--- INFORMATION SHOWN ---

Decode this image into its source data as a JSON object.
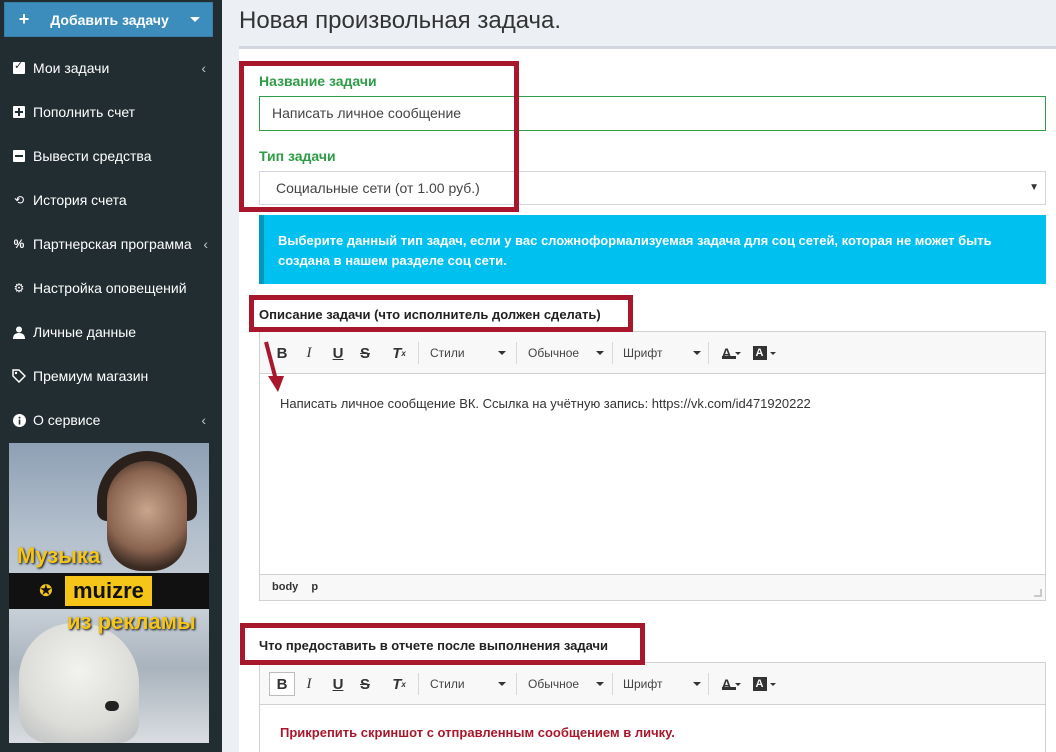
{
  "sidebar": {
    "add_task_label": "Добавить задачу",
    "items": [
      {
        "label": "Мои задачи",
        "icon": "checkbox-icon"
      },
      {
        "label": "Пополнить счет",
        "icon": "plus-square-icon"
      },
      {
        "label": "Вывести средства",
        "icon": "minus-square-icon"
      },
      {
        "label": "История счета",
        "icon": "history-icon"
      },
      {
        "label": "Партнерская программа",
        "icon": "percent-icon"
      },
      {
        "label": "Настройка оповещений",
        "icon": "gears-icon"
      },
      {
        "label": "Личные данные",
        "icon": "user-icon"
      },
      {
        "label": "Премиум магазин",
        "icon": "tag-icon"
      },
      {
        "label": "О сервисе",
        "icon": "info-icon"
      }
    ],
    "ad": {
      "line1": "Музыка",
      "brand": "muizre",
      "line2": "из рекламы"
    }
  },
  "page": {
    "title": "Новая произвольная задача."
  },
  "form": {
    "task_name_label": "Название задачи",
    "task_name_value": "Написать личное сообщение",
    "task_type_label": "Тип задачи",
    "task_type_value": "Социальные сети (от 1.00 руб.)",
    "info_text": "Выберите данный тип задач, если у вас сложноформализуемая задача для соц сетей, которая не может быть создана в нашем разделе соц сети.",
    "description_label": "Описание задачи (что исполнитель должен сделать)",
    "description_text": "Написать личное сообщение ВК. Ссылка на учётную запись: https://vk.com/id471920222",
    "report_label": "Что предоставить в отчете после выполнения задачи",
    "report_text": "Прикрепить скриншот с отправленным сообщением в личку."
  },
  "editor": {
    "styles_label": "Стили",
    "format_label": "Обычное",
    "font_label": "Шрифт",
    "path_body": "body",
    "path_p": "p"
  },
  "colors": {
    "sidebar_bg": "#222d32",
    "primary": "#3c8dbc",
    "success": "#2e9c47",
    "info": "#00c0ef",
    "annotation_red": "#a8172b"
  }
}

---

Write out each line again precisely as it appears, skipping every picture.

PROBLEM SOLUTION:
Decode this image into its source data as a JSON object.
{
  "sidebar": {
    "add_task_label": "Добавить задачу",
    "items": [
      {
        "label": "Мои задачи",
        "icon": "checkbox-icon"
      },
      {
        "label": "Пополнить счет",
        "icon": "plus-square-icon"
      },
      {
        "label": "Вывести средства",
        "icon": "minus-square-icon"
      },
      {
        "label": "История счета",
        "icon": "history-icon"
      },
      {
        "label": "Партнерская программа",
        "icon": "percent-icon"
      },
      {
        "label": "Настройка оповещений",
        "icon": "gears-icon"
      },
      {
        "label": "Личные данные",
        "icon": "user-icon"
      },
      {
        "label": "Премиум магазин",
        "icon": "tag-icon"
      },
      {
        "label": "О сервисе",
        "icon": "info-icon"
      }
    ],
    "ad": {
      "line1": "Музыка",
      "brand": "muizre",
      "line2": "из рекламы"
    }
  },
  "page": {
    "title": "Новая произвольная задача."
  },
  "form": {
    "task_name_label": "Название задачи",
    "task_name_value": "Написать личное сообщение",
    "task_type_label": "Тип задачи",
    "task_type_value": "Социальные сети (от 1.00 руб.)",
    "info_text": "Выберите данный тип задач, если у вас сложноформализуемая задача для соц сетей, которая не может быть создана в нашем разделе соц сети.",
    "description_label": "Описание задачи (что исполнитель должен сделать)",
    "description_text": "Написать личное сообщение ВК. Ссылка на учётную запись: https://vk.com/id471920222",
    "report_label": "Что предоставить в отчете после выполнения задачи",
    "report_text": "Прикрепить скриншот с отправленным сообщением в личку."
  },
  "editor": {
    "styles_label": "Стили",
    "format_label": "Обычное",
    "font_label": "Шрифт",
    "path_body": "body",
    "path_p": "p"
  },
  "colors": {
    "sidebar_bg": "#222d32",
    "primary": "#3c8dbc",
    "success": "#2e9c47",
    "info": "#00c0ef",
    "annotation_red": "#a8172b"
  }
}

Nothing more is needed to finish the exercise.